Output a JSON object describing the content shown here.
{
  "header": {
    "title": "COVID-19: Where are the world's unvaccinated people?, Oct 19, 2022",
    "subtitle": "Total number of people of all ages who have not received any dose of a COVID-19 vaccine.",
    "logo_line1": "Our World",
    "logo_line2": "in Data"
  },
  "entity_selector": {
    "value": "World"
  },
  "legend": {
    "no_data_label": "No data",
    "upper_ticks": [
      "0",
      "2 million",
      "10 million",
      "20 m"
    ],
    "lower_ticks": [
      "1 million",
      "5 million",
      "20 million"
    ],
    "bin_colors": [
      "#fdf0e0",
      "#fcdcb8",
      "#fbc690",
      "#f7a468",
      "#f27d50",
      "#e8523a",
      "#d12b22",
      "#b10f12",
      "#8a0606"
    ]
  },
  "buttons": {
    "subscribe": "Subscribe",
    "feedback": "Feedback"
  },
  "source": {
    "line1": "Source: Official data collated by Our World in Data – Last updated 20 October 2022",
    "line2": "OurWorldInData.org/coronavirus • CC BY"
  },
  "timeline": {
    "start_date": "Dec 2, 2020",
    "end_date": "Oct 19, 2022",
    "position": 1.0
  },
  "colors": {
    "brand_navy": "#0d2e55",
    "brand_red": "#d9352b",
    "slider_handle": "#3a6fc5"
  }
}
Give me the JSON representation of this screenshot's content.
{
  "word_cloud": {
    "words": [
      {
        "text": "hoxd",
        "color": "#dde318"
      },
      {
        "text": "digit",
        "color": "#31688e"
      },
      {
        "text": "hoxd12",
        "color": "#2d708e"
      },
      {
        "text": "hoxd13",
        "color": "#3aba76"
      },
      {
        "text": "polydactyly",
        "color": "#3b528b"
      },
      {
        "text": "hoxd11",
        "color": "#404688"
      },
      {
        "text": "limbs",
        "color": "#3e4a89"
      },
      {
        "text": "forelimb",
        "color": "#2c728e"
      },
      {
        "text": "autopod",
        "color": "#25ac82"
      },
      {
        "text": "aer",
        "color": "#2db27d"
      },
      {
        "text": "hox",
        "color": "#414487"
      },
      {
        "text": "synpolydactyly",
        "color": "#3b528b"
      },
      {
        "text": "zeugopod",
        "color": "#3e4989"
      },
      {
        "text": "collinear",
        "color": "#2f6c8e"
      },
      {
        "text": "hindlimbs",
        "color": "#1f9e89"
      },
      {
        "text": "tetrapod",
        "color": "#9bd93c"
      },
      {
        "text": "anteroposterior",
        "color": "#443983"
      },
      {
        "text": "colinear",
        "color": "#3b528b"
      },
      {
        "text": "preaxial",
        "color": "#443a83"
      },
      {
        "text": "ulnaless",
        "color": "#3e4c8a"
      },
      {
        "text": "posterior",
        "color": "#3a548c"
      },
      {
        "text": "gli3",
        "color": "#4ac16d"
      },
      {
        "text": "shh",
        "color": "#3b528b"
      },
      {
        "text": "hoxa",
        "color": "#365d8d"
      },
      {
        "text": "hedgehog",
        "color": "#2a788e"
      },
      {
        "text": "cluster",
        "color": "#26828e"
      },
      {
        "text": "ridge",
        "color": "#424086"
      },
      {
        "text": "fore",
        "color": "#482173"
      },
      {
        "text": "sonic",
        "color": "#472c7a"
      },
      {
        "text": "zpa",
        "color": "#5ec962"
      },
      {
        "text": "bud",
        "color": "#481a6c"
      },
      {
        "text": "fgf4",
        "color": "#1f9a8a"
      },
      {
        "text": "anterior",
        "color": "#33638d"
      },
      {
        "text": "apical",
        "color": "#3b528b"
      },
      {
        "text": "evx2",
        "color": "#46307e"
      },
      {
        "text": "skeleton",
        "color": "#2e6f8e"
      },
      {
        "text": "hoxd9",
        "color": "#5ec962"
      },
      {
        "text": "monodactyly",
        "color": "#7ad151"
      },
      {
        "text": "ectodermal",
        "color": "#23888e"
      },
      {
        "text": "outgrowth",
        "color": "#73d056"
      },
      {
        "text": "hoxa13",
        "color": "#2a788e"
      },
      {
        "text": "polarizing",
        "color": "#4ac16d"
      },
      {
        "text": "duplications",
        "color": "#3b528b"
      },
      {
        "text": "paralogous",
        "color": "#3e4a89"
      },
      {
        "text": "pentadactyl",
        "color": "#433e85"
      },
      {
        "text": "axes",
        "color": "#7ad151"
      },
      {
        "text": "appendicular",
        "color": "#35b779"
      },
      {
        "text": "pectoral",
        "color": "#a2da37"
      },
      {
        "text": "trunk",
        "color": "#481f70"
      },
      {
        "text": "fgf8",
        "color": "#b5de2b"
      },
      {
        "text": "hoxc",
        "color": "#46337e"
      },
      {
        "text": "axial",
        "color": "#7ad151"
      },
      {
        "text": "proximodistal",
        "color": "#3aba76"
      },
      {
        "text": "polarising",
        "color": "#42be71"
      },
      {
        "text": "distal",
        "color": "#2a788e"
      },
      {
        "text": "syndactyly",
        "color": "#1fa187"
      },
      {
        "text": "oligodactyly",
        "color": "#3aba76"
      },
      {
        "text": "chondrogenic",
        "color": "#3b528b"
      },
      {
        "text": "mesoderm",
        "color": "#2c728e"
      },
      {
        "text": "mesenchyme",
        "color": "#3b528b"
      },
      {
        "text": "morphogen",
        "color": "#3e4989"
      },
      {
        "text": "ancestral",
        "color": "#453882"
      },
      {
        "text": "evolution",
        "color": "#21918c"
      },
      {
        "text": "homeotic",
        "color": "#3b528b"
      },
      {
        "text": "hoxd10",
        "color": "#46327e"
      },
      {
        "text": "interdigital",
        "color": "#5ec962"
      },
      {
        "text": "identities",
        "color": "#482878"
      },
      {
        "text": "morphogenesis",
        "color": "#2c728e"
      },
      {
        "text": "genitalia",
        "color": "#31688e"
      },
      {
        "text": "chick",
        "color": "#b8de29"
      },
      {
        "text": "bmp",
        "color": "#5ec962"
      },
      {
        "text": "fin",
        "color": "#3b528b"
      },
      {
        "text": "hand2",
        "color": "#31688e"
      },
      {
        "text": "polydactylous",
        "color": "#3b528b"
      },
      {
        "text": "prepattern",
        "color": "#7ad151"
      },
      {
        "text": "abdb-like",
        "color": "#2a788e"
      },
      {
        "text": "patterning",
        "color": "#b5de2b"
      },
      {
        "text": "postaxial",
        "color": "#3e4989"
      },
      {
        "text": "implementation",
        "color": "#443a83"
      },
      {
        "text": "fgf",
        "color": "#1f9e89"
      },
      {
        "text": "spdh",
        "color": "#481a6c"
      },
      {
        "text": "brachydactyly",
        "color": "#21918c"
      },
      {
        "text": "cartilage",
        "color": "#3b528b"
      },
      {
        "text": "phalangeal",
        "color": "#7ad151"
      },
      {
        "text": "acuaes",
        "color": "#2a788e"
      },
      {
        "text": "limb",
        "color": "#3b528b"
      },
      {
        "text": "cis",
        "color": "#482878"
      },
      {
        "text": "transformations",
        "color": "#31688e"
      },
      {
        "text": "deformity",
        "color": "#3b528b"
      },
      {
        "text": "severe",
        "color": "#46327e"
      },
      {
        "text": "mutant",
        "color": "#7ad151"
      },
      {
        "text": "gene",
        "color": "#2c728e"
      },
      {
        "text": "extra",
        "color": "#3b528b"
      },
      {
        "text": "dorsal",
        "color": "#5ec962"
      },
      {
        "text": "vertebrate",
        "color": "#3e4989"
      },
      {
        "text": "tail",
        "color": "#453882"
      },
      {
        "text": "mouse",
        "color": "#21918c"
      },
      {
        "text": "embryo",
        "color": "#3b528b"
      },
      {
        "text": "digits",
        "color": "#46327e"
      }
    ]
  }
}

================

Go over the records above and tally each line that includes "million". Give the total by itself.

Written solution:
5